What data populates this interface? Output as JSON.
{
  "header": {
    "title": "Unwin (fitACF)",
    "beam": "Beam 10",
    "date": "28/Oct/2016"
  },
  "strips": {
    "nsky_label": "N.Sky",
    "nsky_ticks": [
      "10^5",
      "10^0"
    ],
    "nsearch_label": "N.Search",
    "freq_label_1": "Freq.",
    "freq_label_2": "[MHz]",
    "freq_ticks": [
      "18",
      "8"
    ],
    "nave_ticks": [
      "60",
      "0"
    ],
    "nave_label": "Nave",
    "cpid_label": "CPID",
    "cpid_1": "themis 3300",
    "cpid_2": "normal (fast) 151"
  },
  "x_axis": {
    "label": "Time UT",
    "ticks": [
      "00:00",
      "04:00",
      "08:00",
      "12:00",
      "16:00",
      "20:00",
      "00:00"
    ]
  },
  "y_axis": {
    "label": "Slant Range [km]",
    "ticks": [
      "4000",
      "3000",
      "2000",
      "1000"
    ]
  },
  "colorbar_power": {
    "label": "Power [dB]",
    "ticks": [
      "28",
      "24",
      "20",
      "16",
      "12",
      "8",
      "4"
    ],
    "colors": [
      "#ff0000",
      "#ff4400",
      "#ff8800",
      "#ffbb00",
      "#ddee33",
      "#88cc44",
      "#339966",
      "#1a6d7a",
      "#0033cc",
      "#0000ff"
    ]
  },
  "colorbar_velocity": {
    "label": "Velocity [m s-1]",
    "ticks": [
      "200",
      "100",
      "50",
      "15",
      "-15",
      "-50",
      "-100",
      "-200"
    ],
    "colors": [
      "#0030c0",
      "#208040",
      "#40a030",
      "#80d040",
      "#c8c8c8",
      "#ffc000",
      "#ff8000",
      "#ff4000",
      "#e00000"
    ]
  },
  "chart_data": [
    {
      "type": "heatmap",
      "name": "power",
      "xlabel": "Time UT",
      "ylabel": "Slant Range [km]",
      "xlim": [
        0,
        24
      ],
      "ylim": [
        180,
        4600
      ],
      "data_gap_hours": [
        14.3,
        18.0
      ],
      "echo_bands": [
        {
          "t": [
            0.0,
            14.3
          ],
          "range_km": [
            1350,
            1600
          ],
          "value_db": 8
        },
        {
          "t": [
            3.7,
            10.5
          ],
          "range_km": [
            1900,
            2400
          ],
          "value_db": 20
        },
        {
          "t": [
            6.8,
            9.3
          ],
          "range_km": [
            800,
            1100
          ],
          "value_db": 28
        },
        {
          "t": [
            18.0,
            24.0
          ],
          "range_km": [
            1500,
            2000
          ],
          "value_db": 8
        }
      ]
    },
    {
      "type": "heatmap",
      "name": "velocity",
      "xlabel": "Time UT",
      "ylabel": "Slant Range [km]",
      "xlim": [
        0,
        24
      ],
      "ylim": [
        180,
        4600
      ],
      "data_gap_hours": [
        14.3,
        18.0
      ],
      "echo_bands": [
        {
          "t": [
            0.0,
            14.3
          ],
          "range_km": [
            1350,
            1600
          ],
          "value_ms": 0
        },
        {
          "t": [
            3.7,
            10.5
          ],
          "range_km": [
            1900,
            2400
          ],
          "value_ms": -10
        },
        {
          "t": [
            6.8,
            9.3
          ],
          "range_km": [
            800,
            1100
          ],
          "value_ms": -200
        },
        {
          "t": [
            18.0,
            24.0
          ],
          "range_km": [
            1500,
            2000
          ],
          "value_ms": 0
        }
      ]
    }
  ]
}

════

**What you have to do:** Every record above should be output exactly.

**Full answer:**
What data populates this interface? Output as JSON.
{
  "header": {
    "title": "Unwin (fitACF)",
    "beam": "Beam 10",
    "date": "28/Oct/2016"
  },
  "strips": {
    "nsky_label": "N.Sky",
    "nsky_ticks": [
      "10^5",
      "10^0"
    ],
    "nsearch_label": "N.Search",
    "freq_label_1": "Freq.",
    "freq_label_2": "[MHz]",
    "freq_ticks": [
      "18",
      "8"
    ],
    "nave_ticks": [
      "60",
      "0"
    ],
    "nave_label": "Nave",
    "cpid_label": "CPID",
    "cpid_1": "themis 3300",
    "cpid_2": "normal (fast) 151"
  },
  "x_axis": {
    "label": "Time UT",
    "ticks": [
      "00:00",
      "04:00",
      "08:00",
      "12:00",
      "16:00",
      "20:00",
      "00:00"
    ]
  },
  "y_axis": {
    "label": "Slant Range [km]",
    "ticks": [
      "4000",
      "3000",
      "2000",
      "1000"
    ]
  },
  "colorbar_power": {
    "label": "Power [dB]",
    "ticks": [
      "28",
      "24",
      "20",
      "16",
      "12",
      "8",
      "4"
    ],
    "colors": [
      "#ff0000",
      "#ff4400",
      "#ff8800",
      "#ffbb00",
      "#ddee33",
      "#88cc44",
      "#339966",
      "#1a6d7a",
      "#0033cc",
      "#0000ff"
    ]
  },
  "colorbar_velocity": {
    "label": "Velocity [m s-1]",
    "ticks": [
      "200",
      "100",
      "50",
      "15",
      "-15",
      "-50",
      "-100",
      "-200"
    ],
    "colors": [
      "#0030c0",
      "#208040",
      "#40a030",
      "#80d040",
      "#c8c8c8",
      "#ffc000",
      "#ff8000",
      "#ff4000",
      "#e00000"
    ]
  },
  "chart_data": [
    {
      "type": "heatmap",
      "name": "power",
      "xlabel": "Time UT",
      "ylabel": "Slant Range [km]",
      "xlim": [
        0,
        24
      ],
      "ylim": [
        180,
        4600
      ],
      "data_gap_hours": [
        14.3,
        18.0
      ],
      "echo_bands": [
        {
          "t": [
            0.0,
            14.3
          ],
          "range_km": [
            1350,
            1600
          ],
          "value_db": 8
        },
        {
          "t": [
            3.7,
            10.5
          ],
          "range_km": [
            1900,
            2400
          ],
          "value_db": 20
        },
        {
          "t": [
            6.8,
            9.3
          ],
          "range_km": [
            800,
            1100
          ],
          "value_db": 28
        },
        {
          "t": [
            18.0,
            24.0
          ],
          "range_km": [
            1500,
            2000
          ],
          "value_db": 8
        }
      ]
    },
    {
      "type": "heatmap",
      "name": "velocity",
      "xlabel": "Time UT",
      "ylabel": "Slant Range [km]",
      "xlim": [
        0,
        24
      ],
      "ylim": [
        180,
        4600
      ],
      "data_gap_hours": [
        14.3,
        18.0
      ],
      "echo_bands": [
        {
          "t": [
            0.0,
            14.3
          ],
          "range_km": [
            1350,
            1600
          ],
          "value_ms": 0
        },
        {
          "t": [
            3.7,
            10.5
          ],
          "range_km": [
            1900,
            2400
          ],
          "value_ms": -10
        },
        {
          "t": [
            6.8,
            9.3
          ],
          "range_km": [
            800,
            1100
          ],
          "value_ms": -200
        },
        {
          "t": [
            18.0,
            24.0
          ],
          "range_km": [
            1500,
            2000
          ],
          "value_ms": 0
        }
      ]
    }
  ]
}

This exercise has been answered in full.